Reproduce all of the material word for word.

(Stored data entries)

+ + +

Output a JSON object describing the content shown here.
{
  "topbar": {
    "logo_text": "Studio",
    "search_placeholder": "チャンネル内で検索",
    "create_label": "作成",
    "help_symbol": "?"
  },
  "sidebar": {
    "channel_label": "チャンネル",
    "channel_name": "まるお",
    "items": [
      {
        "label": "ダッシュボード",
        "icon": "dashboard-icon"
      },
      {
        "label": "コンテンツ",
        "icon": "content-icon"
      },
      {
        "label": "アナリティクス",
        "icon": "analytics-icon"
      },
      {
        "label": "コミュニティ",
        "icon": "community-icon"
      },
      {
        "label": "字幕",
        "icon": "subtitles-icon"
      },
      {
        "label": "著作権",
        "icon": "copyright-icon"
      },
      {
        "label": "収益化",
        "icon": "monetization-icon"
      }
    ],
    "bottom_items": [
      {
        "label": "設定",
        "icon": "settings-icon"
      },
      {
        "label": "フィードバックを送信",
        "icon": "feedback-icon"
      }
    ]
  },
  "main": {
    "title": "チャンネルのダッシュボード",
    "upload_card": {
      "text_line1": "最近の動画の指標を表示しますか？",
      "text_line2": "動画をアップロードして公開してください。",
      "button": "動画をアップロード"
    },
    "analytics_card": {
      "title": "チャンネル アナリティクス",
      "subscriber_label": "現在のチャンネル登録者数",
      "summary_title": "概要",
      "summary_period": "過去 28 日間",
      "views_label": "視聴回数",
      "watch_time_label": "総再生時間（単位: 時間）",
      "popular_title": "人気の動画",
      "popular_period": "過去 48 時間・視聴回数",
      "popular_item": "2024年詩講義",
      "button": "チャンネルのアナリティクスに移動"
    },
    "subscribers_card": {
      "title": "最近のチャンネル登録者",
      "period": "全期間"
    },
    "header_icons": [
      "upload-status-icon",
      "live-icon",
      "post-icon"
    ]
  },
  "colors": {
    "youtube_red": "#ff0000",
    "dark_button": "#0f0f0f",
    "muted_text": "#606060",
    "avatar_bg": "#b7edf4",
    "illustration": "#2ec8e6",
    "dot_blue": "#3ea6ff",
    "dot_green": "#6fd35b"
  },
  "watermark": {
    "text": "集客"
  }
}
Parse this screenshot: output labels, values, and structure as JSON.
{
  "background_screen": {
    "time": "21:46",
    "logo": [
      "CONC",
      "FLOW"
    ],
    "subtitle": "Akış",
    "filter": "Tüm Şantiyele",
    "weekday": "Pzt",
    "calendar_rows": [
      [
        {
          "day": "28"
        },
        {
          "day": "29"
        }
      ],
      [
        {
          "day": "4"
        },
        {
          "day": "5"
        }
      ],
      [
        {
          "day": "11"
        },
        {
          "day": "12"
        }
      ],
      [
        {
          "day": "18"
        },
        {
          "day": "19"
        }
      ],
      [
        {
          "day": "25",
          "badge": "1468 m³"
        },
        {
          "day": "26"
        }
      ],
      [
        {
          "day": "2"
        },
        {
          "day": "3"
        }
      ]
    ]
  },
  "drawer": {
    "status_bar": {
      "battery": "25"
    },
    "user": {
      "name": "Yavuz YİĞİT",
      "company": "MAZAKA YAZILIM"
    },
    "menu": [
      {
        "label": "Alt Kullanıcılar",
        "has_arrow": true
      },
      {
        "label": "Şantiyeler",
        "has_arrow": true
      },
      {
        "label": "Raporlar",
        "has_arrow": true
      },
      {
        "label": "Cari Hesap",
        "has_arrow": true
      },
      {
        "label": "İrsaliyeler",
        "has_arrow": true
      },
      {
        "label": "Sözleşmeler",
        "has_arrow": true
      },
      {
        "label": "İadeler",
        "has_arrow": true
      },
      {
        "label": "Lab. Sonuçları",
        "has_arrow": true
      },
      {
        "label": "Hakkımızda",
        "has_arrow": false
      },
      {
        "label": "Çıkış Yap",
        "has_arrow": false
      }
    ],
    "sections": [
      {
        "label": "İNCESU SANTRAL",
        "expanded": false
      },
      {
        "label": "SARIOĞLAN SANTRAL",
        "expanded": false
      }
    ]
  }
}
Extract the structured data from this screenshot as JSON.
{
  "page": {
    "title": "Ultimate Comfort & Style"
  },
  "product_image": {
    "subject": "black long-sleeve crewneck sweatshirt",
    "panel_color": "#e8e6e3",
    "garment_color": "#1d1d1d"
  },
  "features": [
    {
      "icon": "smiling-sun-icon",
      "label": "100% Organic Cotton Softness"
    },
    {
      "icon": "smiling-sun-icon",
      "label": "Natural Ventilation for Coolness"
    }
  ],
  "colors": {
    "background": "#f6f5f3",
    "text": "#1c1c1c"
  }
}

+ + +

• [Task response]
Output a JSON object describing the content shown here.
{
  "topbar": {
    "logo_text": "Studio",
    "search_placeholder": "チャンネル内で検索",
    "create_label": "作成",
    "help_symbol": "?"
  },
  "sidebar": {
    "channel_label": "チャンネル",
    "channel_name": "まるお",
    "items": [
      {
        "label": "ダッシュボード",
        "icon": "dashboard-icon"
      },
      {
        "label": "コンテンツ",
        "icon": "content-icon"
      },
      {
        "label": "アナリティクス",
        "icon": "analytics-icon"
      },
      {
        "label": "コミュニティ",
        "icon": "community-icon"
      },
      {
        "label": "字幕",
        "icon": "subtitles-icon"
      },
      {
        "label": "著作権",
        "icon": "copyright-icon"
      },
      {
        "label": "収益化",
        "icon": "monetization-icon"
      }
    ],
    "bottom_items": [
      {
        "label": "設定",
        "icon": "settings-icon"
      },
      {
        "label": "フィードバックを送信",
        "icon": "feedback-icon"
      }
    ]
  },
  "main": {
    "title": "チャンネルのダッシュボード",
    "upload_card": {
      "text_line1": "最近の動画の指標を表示しますか？",
      "text_line2": "動画をアップロードして公開してください。",
      "button": "動画をアップロード"
    },
    "analytics_card": {
      "title": "チャンネル アナリティクス",
      "subscriber_label": "現在のチャンネル登録者数",
      "summary_title": "概要",
      "summary_period": "過去 28 日間",
      "views_label": "視聴回数",
      "watch_time_label": "総再生時間（単位: 時間）",
      "popular_title": "人気の動画",
      "popular_period": "過去 48 時間・視聴回数",
      "popular_item": "2024年詩講義",
      "button": "チャンネルのアナリティクスに移動"
    },
    "subscribers_card": {
      "title": "最近のチャンネル登録者",
      "period": "全期間"
    },
    "header_icons": [
      "upload-status-icon",
      "live-icon",
      "post-icon"
    ]
  },
  "colors": {
    "youtube_red": "#ff0000",
    "dark_button": "#0f0f0f",
    "muted_text": "#606060",
    "avatar_bg": "#b7edf4",
    "illustration": "#2ec8e6",
    "dot_blue": "#3ea6ff",
    "dot_green": "#6fd35b"
  },
  "watermark": {
    "text": "集客"
  }
}
Parse this screenshot: output labels, values, and structure as JSON.
{
  "background_screen": {
    "time": "21:46",
    "logo": [
      "CONC",
      "FLOW"
    ],
    "subtitle": "Akış",
    "filter": "Tüm Şantiyele",
    "weekday": "Pzt",
    "calendar_rows": [
      [
        {
          "day": "28"
        },
        {
          "day": "29"
        }
      ],
      [
        {
          "day": "4"
        },
        {
          "day": "5"
        }
      ],
      [
        {
          "day": "11"
        },
        {
          "day": "12"
        }
      ],
      [
        {
          "day": "18"
        },
        {
          "day": "19"
        }
      ],
      [
        {
          "day": "25",
          "badge": "1468 m³"
        },
        {
          "day": "26"
        }
      ],
      [
        {
          "day": "2"
        },
        {
          "day": "3"
        }
      ]
    ]
  },
  "drawer": {
    "status_bar": {
      "battery": "25"
    },
    "user": {
      "name": "Yavuz YİĞİT",
      "company": "MAZAKA YAZILIM"
    },
    "menu": [
      {
        "label": "Alt Kullanıcılar",
        "has_arrow": true
      },
      {
        "label": "Şantiyeler",
        "has_arrow": true
      },
      {
        "label": "Raporlar",
        "has_arrow": true
      },
      {
        "label": "Cari Hesap",
        "has_arrow": true
      },
      {
        "label": "İrsaliyeler",
        "has_arrow": true
      },
      {
        "label": "Sözleşmeler",
        "has_arrow": true
      },
      {
        "label": "İadeler",
        "has_arrow": true
      },
      {
        "label": "Lab. Sonuçları",
        "has_arrow": true
      },
      {
        "label": "Hakkımızda",
        "has_arrow": false
      },
      {
        "label": "Çıkış Yap",
        "has_arrow": false
      }
    ],
    "sections": [
      {
        "label": "İNCESU SANTRAL",
        "expanded": false
      },
      {
        "label": "SARIOĞLAN SANTRAL",
        "expanded": false
      }
    ]
  }
}
Extract the structured data from this screenshot as JSON.
{
  "page": {
    "title": "Ultimate Comfort & Style"
  },
  "product_image": {
    "subject": "black long-sleeve crewneck sweatshirt",
    "panel_color": "#e8e6e3",
    "garment_color": "#1d1d1d"
  },
  "features": [
    {
      "icon": "smiling-sun-icon",
      "label": "100% Organic Cotton Softness"
    },
    {
      "icon": "smiling-sun-icon",
      "label": "Natural Ventilation for Coolness"
    }
  ],
  "colors": {
    "background": "#f6f5f3",
    "text": "#1c1c1c"
  }
}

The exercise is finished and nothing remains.